**Instructions to follow**
Check every line of the data below for the string "mrxn", and copy the ones that hold it.

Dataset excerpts
--- Start ---

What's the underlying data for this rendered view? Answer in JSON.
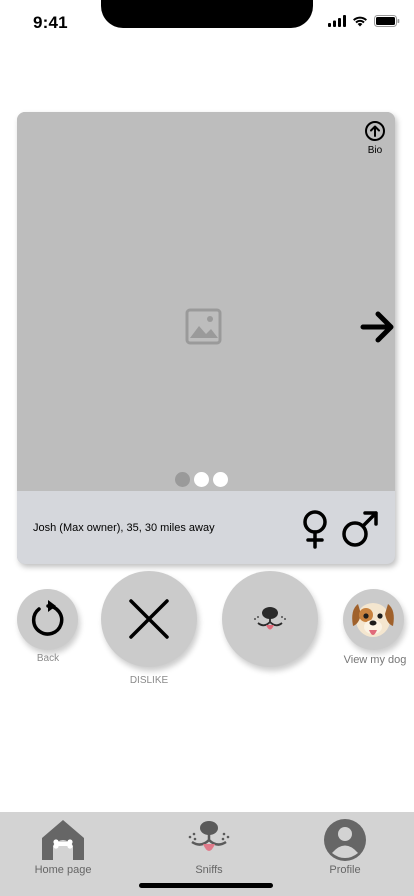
{
  "status_bar": {
    "time": "9:41"
  },
  "card": {
    "bio_label": "Bio",
    "info_text": "Josh (Max owner), 35, 30 miles away",
    "photo_count": 3,
    "active_photo_index": 0
  },
  "actions": {
    "back_label": "Back",
    "dislike_label": "DISLIKE",
    "view_dog_label": "View my dog"
  },
  "tab_bar": {
    "items": [
      {
        "label": "Home page",
        "icon": "dog-house-icon"
      },
      {
        "label": "Sniffs",
        "icon": "dog-nose-icon"
      },
      {
        "label": "Profile",
        "icon": "user-profile-icon"
      }
    ]
  }
}
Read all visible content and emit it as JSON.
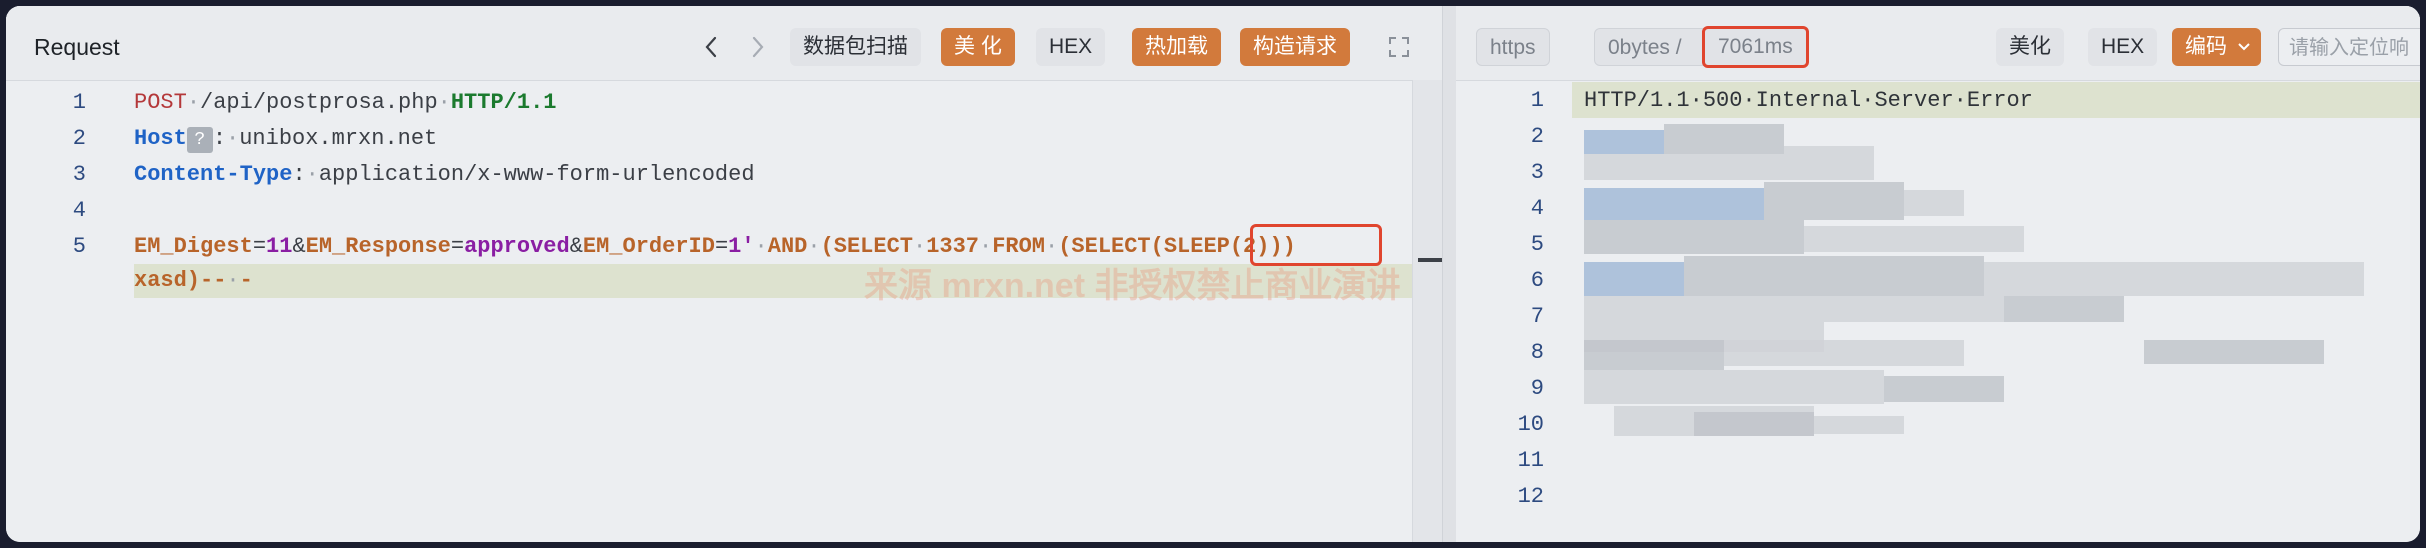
{
  "request": {
    "title": "Request",
    "buttons": {
      "packet_scan": "数据包扫描",
      "beautify": "美 化",
      "hex": "HEX",
      "hot_load": "热加载",
      "construct": "构造请求"
    },
    "line_numbers": [
      "1",
      "2",
      "3",
      "4",
      "5"
    ],
    "code": {
      "l1_method": "POST",
      "l1_path": "/api/postprosa.php",
      "l1_proto": "HTTP/1.1",
      "l2_key": "Host",
      "l2_badge": "?",
      "l2_val": "unibox.mrxn.net",
      "l3_key": "Content-Type",
      "l3_val": "application/x-www-form-urlencoded",
      "p1_name": "EM_Digest",
      "p1_val": "11",
      "amp": "&",
      "p2_name": "EM_Response",
      "p2_val": "approved",
      "p3_name": "EM_OrderID",
      "p3_val": "1'",
      "inj1": "AND",
      "inj2": "(SELECT",
      "inj3": "1337",
      "inj4": "FROM",
      "inj5": "(SELECT",
      "inj_sleep": "(SLEEP(2)",
      "inj_close": "))",
      "wrap": "xasd)--",
      "wrap_end": "-"
    }
  },
  "response": {
    "protocol": "https",
    "size": "0bytes /",
    "time": "7061ms",
    "buttons": {
      "beautify": "美化",
      "hex": "HEX",
      "encoding": "编码"
    },
    "locate_placeholder": "请输入定位响",
    "line_numbers": [
      "1",
      "2",
      "3",
      "4",
      "5",
      "6",
      "7",
      "8",
      "9",
      "10",
      "11",
      "12"
    ],
    "status_line": "HTTP/1.1·500·Internal·Server·Error"
  },
  "watermark": "来源 mrxn.net 非授权禁止商业演讲",
  "colors": {
    "accent_orange": "#d27a3c",
    "highlight_red": "#e0452e",
    "string_purple": "#8a1ea3",
    "keyword_blue": "#1f63c6"
  }
}
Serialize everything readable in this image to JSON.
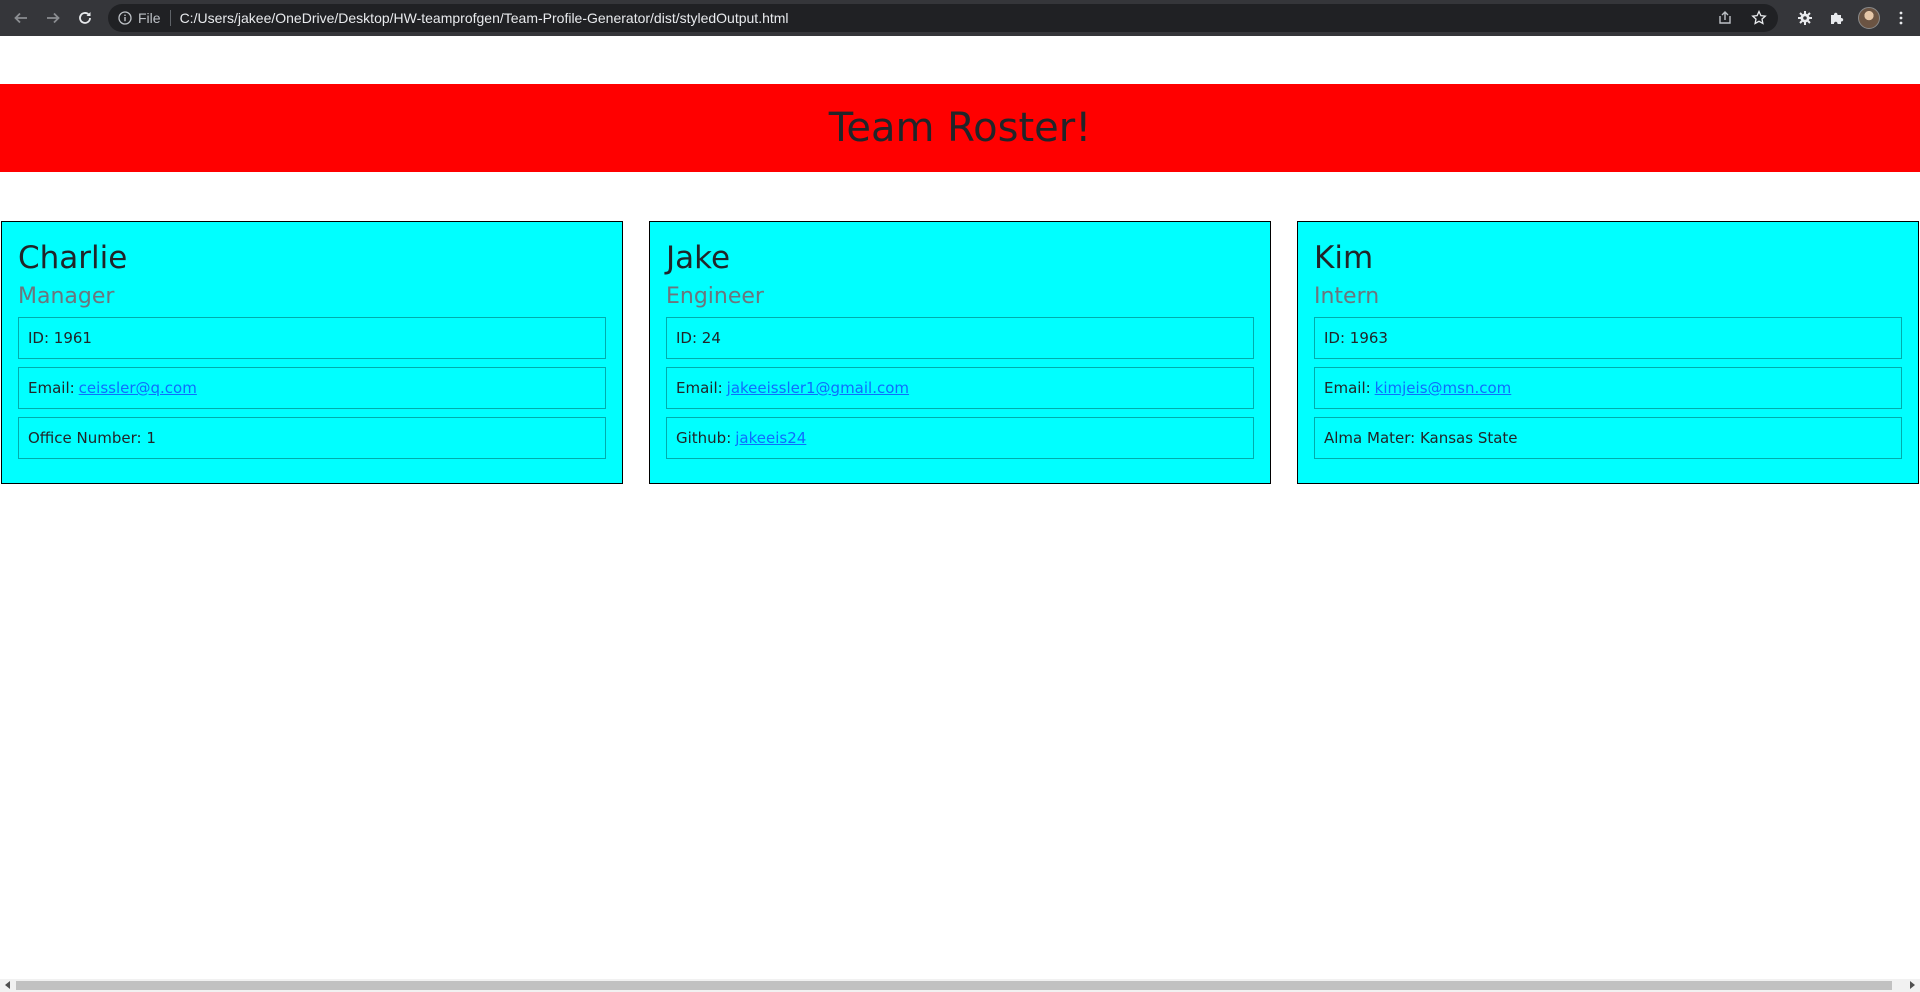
{
  "browser": {
    "url_scheme_label": "File",
    "url": "C:/Users/jakee/OneDrive/Desktop/HW-teamprofgen/Team-Profile-Generator/dist/styledOutput.html",
    "icons": [
      "back-arrow-icon",
      "forward-arrow-icon",
      "reload-icon",
      "info-icon",
      "share-icon",
      "star-icon",
      "extension-gear-icon",
      "puzzle-icon",
      "avatar",
      "kebab-menu-icon"
    ]
  },
  "page": {
    "title": "Team Roster!",
    "banner_color": "#ff0000",
    "card_color": "#00ffff"
  },
  "team": [
    {
      "name": "Charlie",
      "role": "Manager",
      "id_label": "ID: 1961",
      "email_prefix": "Email:",
      "email": "ceissler@q.com",
      "extra_prefix": "Office Number: 1",
      "extra_link": ""
    },
    {
      "name": "Jake",
      "role": "Engineer",
      "id_label": "ID: 24",
      "email_prefix": "Email:",
      "email": "jakeeissler1@gmail.com",
      "extra_prefix": "Github:",
      "extra_link": "jakeeis24"
    },
    {
      "name": "Kim",
      "role": "Intern",
      "id_label": "ID: 1963",
      "email_prefix": "Email:",
      "email": "kimjeis@msn.com",
      "extra_prefix": "Alma Mater: Kansas State",
      "extra_link": ""
    }
  ]
}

--- End ---

**Exercise response**
      "l2_val": "unibox.mrxn.net",
  "watermark": "来源 mrxn.net 非授权禁止商业演讲",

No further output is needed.